▸ **What you are asked to do**
Write out the full listing again, exactly as it stands.

▸ **Input records**
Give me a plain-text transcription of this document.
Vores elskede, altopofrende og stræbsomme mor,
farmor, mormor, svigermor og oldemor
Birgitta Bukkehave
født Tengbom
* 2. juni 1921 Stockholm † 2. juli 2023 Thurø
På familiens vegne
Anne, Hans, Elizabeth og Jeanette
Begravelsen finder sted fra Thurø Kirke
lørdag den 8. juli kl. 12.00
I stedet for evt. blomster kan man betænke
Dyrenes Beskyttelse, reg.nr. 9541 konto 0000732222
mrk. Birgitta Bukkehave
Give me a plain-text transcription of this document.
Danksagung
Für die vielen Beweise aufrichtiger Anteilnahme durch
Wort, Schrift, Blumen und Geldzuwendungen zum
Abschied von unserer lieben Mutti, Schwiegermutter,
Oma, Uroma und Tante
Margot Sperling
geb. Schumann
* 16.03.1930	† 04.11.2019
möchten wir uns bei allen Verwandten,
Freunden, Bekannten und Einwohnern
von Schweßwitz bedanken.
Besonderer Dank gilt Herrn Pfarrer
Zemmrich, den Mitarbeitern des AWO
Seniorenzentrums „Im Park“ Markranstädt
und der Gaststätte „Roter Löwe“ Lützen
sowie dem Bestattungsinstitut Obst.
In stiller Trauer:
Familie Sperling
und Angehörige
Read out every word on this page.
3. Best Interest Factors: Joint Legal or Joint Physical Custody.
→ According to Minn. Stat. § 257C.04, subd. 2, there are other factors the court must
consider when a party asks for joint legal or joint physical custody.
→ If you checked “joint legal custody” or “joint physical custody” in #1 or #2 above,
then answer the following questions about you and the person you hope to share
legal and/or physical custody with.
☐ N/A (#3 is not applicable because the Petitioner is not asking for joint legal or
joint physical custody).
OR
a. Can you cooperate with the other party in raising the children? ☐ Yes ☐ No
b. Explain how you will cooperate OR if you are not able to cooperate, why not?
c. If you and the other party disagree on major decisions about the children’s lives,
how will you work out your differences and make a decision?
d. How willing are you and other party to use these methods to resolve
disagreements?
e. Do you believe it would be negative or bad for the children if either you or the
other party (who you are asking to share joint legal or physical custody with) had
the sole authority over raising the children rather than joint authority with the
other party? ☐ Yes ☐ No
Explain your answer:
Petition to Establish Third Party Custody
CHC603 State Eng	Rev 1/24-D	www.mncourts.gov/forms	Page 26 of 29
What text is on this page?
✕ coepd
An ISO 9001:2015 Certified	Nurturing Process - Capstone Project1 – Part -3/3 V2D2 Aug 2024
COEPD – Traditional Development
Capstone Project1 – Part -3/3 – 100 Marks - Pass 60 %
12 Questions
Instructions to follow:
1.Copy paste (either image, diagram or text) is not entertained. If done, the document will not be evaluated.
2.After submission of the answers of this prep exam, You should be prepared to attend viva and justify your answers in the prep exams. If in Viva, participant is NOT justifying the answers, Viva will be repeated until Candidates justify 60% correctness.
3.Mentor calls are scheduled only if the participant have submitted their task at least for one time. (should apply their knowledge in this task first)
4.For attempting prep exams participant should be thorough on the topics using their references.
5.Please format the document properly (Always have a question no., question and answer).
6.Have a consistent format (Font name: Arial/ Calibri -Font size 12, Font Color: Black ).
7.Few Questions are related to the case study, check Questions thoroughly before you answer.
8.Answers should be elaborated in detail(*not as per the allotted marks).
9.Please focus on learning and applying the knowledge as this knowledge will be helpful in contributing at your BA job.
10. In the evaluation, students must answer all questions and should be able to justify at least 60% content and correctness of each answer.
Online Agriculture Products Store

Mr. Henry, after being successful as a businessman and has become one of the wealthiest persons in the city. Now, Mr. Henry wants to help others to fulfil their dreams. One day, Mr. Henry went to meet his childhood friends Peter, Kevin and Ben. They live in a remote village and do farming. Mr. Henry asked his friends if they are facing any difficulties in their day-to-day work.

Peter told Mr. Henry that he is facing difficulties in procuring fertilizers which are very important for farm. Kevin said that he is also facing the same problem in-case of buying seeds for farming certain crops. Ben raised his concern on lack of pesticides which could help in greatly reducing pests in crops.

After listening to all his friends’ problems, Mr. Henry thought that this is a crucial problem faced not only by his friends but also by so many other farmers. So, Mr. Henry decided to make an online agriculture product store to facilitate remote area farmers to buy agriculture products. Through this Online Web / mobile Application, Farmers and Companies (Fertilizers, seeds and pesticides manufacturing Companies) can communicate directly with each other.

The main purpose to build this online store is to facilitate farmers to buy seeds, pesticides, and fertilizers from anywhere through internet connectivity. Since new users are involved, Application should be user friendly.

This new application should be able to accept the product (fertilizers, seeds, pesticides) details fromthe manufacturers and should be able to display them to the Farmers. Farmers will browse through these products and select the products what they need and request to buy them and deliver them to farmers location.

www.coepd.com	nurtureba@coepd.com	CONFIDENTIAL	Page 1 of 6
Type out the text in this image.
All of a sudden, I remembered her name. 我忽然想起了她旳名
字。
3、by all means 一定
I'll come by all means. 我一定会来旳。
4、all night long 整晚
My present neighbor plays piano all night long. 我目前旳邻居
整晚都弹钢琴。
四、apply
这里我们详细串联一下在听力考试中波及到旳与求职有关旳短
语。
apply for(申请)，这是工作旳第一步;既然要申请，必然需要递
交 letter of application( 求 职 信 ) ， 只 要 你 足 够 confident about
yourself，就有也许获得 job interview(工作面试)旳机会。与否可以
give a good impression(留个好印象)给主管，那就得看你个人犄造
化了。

▸ **Complete answer**
Give me a plain-text transcription of this document.
Vores elskede, altopofrende og stræbsomme mor,
farmor, mormor, svigermor og oldemor
Birgitta Bukkehave
født Tengbom
* 2. juni 1921 Stockholm † 2. juli 2023 Thurø
På familiens vegne
Anne, Hans, Elizabeth og Jeanette
Begravelsen finder sted fra Thurø Kirke
lørdag den 8. juli kl. 12.00
I stedet for evt. blomster kan man betænke
Dyrenes Beskyttelse, reg.nr. 9541 konto 0000732222
mrk. Birgitta Bukkehave
Give me a plain-text transcription of this document.
Danksagung
Für die vielen Beweise aufrichtiger Anteilnahme durch
Wort, Schrift, Blumen und Geldzuwendungen zum
Abschied von unserer lieben Mutti, Schwiegermutter,
Oma, Uroma und Tante
Margot Sperling
geb. Schumann
* 16.03.1930	† 04.11.2019
möchten wir uns bei allen Verwandten,
Freunden, Bekannten und Einwohnern
von Schweßwitz bedanken.
Besonderer Dank gilt Herrn Pfarrer
Zemmrich, den Mitarbeitern des AWO
Seniorenzentrums „Im Park“ Markranstädt
und der Gaststätte „Roter Löwe“ Lützen
sowie dem Bestattungsinstitut Obst.
In stiller Trauer:
Familie Sperling
und Angehörige
Read out every word on this page.
3. Best Interest Factors: Joint Legal or Joint Physical Custody.
→ According to Minn. Stat. § 257C.04, subd. 2, there are other factors the court must
consider when a party asks for joint legal or joint physical custody.
→ If you checked “joint legal custody” or “joint physical custody” in #1 or #2 above,
then answer the following questions about you and the person you hope to share
legal and/or physical custody with.
☐ N/A (#3 is not applicable because the Petitioner is not asking for joint legal or
joint physical custody).
OR
a. Can you cooperate with the other party in raising the children? ☐ Yes ☐ No
b. Explain how you will cooperate OR if you are not able to cooperate, why not?
c. If you and the other party disagree on major decisions about the children’s lives,
how will you work out your differences and make a decision?
d. How willing are you and other party to use these methods to resolve
disagreements?
e. Do you believe it would be negative or bad for the children if either you or the
other party (who you are asking to share joint legal or physical custody with) had
the sole authority over raising the children rather than joint authority with the
other party? ☐ Yes ☐ No
Explain your answer:
Petition to Establish Third Party Custody
CHC603 State Eng	Rev 1/24-D	www.mncourts.gov/forms	Page 26 of 29
What text is on this page?
✕ coepd
An ISO 9001:2015 Certified	Nurturing Process - Capstone Project1 – Part -3/3 V2D2 Aug 2024
COEPD – Traditional Development
Capstone Project1 – Part -3/3 – 100 Marks - Pass 60 %
12 Questions
Instructions to follow:
1.Copy paste (either image, diagram or text) is not entertained. If done, the document will not be evaluated.
2.After submission of the answers of this prep exam, You should be prepared to attend viva and justify your answers in the prep exams. If in Viva, participant is NOT justifying the answers, Viva will be repeated until Candidates justify 60% correctness.
3.Mentor calls are scheduled only if the participant have submitted their task at least for one time. (should apply their knowledge in this task first)
4.For attempting prep exams participant should be thorough on the topics using their references.
5.Please format the document properly (Always have a question no., question and answer).
6.Have a consistent format (Font name: Arial/ Calibri -Font size 12, Font Color: Black ).
7.Few Questions are related to the case study, check Questions thoroughly before you answer.
8.Answers should be elaborated in detail(*not as per the allotted marks).
9.Please focus on learning and applying the knowledge as this knowledge will be helpful in contributing at your BA job.
10. In the evaluation, students must answer all questions and should be able to justify at least 60% content and correctness of each answer.
Online Agriculture Products Store

Mr. Henry, after being successful as a businessman and has become one of the wealthiest persons in the city. Now, Mr. Henry wants to help others to fulfil their dreams. One day, Mr. Henry went to meet his childhood friends Peter, Kevin and Ben. They live in a remote village and do farming. Mr. Henry asked his friends if they are facing any difficulties in their day-to-day work.

Peter told Mr. Henry that he is facing difficulties in procuring fertilizers which are very important for farm. Kevin said that he is also facing the same problem in-case of buying seeds for farming certain crops. Ben raised his concern on lack of pesticides which could help in greatly reducing pests in crops.

After listening to all his friends’ problems, Mr. Henry thought that this is a crucial problem faced not only by his friends but also by so many other farmers. So, Mr. Henry decided to make an online agriculture product store to facilitate remote area farmers to buy agriculture products. Through this Online Web / mobile Application, Farmers and Companies (Fertilizers, seeds and pesticides manufacturing Companies) can communicate directly with each other.

The main purpose to build this online store is to facilitate farmers to buy seeds, pesticides, and fertilizers from anywhere through internet connectivity. Since new users are involved, Application should be user friendly.

This new application should be able to accept the product (fertilizers, seeds, pesticides) details fromthe manufacturers and should be able to display them to the Farmers. Farmers will browse through these products and select the products what they need and request to buy them and deliver them to farmers location.

www.coepd.com	nurtureba@coepd.com	CONFIDENTIAL	Page 1 of 6
Type out the text in this image.
All of a sudden, I remembered her name. 我忽然想起了她旳名
字。
3、by all means 一定
I'll come by all means. 我一定会来旳。
4、all night long 整晚
My present neighbor plays piano all night long. 我目前旳邻居
整晚都弹钢琴。
四、apply
这里我们详细串联一下在听力考试中波及到旳与求职有关旳短
语。
apply for(申请)，这是工作旳第一步;既然要申请，必然需要递
交 letter of application( 求 职 信 ) ， 只 要 你 足 够 confident about
yourself，就有也许获得 job interview(工作面试)旳机会。与否可以
give a good impression(留个好印象)给主管，那就得看你个人犄造
化了。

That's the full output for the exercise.